What follows is a block of records; restate each one word for word.

▶

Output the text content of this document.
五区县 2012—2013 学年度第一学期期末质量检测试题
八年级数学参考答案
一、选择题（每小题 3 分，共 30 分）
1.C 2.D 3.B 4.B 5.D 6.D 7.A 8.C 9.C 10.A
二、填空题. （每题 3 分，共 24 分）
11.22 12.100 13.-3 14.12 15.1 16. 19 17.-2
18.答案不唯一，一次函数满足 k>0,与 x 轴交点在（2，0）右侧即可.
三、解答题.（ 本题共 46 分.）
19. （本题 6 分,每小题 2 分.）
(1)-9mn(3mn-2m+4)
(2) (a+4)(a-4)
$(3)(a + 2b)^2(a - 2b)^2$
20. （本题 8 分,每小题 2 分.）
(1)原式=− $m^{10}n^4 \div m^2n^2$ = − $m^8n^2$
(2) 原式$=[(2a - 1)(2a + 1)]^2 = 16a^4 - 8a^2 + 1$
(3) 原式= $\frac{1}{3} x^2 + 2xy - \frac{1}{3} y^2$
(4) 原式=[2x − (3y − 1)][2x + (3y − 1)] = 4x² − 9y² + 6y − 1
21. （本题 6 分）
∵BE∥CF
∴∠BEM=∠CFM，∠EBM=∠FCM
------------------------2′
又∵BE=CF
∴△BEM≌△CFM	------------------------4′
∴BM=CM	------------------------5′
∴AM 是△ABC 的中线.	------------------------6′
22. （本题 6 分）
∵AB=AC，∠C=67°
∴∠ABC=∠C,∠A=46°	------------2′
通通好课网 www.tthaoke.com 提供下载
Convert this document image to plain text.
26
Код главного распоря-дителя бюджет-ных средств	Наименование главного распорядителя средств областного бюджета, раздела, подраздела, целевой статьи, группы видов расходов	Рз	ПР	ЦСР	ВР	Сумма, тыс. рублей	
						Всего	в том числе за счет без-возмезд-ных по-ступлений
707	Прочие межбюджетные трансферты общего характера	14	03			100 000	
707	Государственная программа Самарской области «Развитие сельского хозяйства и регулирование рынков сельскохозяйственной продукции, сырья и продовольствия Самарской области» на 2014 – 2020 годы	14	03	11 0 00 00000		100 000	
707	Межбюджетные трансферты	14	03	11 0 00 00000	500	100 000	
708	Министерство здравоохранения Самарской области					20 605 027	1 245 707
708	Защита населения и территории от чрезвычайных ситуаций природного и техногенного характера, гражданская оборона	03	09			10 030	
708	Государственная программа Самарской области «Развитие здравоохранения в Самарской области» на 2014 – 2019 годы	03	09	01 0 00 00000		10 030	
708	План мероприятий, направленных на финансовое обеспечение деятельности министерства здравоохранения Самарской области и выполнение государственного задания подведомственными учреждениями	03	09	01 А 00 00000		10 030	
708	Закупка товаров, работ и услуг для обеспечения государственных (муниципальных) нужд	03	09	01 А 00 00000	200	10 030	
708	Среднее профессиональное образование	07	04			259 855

◀

▸ **SOLUTION FOR THIS TASK**
Output the text content of this document.
五区县 2012—2013 学年度第一学期期末质量检测试题
八年级数学参考答案
一、选择题（每小题 3 分，共 30 分）
1.C 2.D 3.B 4.B 5.D 6.D 7.A 8.C 9.C 10.A
二、填空题. （每题 3 分，共 24 分）
11.22 12.100 13.-3 14.12 15.1 16. 19 17.-2
18.答案不唯一，一次函数满足 k>0,与 x 轴交点在（2，0）右侧即可.
三、解答题.（ 本题共 46 分.）
19. （本题 6 分,每小题 2 分.）
(1)-9mn(3mn-2m+4)
(2) (a+4)(a-4)
$(3)(a + 2b)^2(a - 2b)^2$
20. （本题 8 分,每小题 2 分.）
(1)原式=− $m^{10}n^4 \div m^2n^2$ = − $m^8n^2$
(2) 原式$=[(2a - 1)(2a + 1)]^2 = 16a^4 - 8a^2 + 1$
(3) 原式= $\frac{1}{3} x^2 + 2xy - \frac{1}{3} y^2$
(4) 原式=[2x − (3y − 1)][2x + (3y − 1)] = 4x² − 9y² + 6y − 1
21. （本题 6 分）
∵BE∥CF
∴∠BEM=∠CFM，∠EBM=∠FCM
------------------------2′
又∵BE=CF
∴△BEM≌△CFM	------------------------4′
∴BM=CM	------------------------5′
∴AM 是△ABC 的中线.	------------------------6′
22. （本题 6 分）
∵AB=AC，∠C=67°
∴∠ABC=∠C,∠A=46°	------------2′
通通好课网 www.tthaoke.com 提供下载
Convert this document image to plain text.
26
Код главного распоря-дителя бюджет-ных средств	Наименование главного распорядителя средств областного бюджета, раздела, подраздела, целевой статьи, группы видов расходов	Рз	ПР	ЦСР	ВР	Сумма, тыс. рублей	
						Всего	в том числе за счет без-возмезд-ных по-ступлений
707	Прочие межбюджетные трансферты общего характера	14	03			100 000	
707	Государственная программа Самарской области «Развитие сельского хозяйства и регулирование рынков сельскохозяйственной продукции, сырья и продовольствия Самарской области» на 2014 – 2020 годы	14	03	11 0 00 00000		100 000	
707	Межбюджетные трансферты	14	03	11 0 00 00000	500	100 000	
708	Министерство здравоохранения Самарской области					20 605 027	1 245 707
708	Защита населения и территории от чрезвычайных ситуаций природного и техногенного характера, гражданская оборона	03	09			10 030	
708	Государственная программа Самарской области «Развитие здравоохранения в Самарской области» на 2014 – 2019 годы	03	09	01 0 00 00000		10 030	
708	План мероприятий, направленных на финансовое обеспечение деятельности министерства здравоохранения Самарской области и выполнение государственного задания подведомственными учреждениями	03	09	01 А 00 00000		10 030	
708	Закупка товаров, работ и услуг для обеспечения государственных (муниципальных) нужд	03	09	01 А 00 00000	200	10 030	
708	Среднее профессиональное образование	07	04			259 855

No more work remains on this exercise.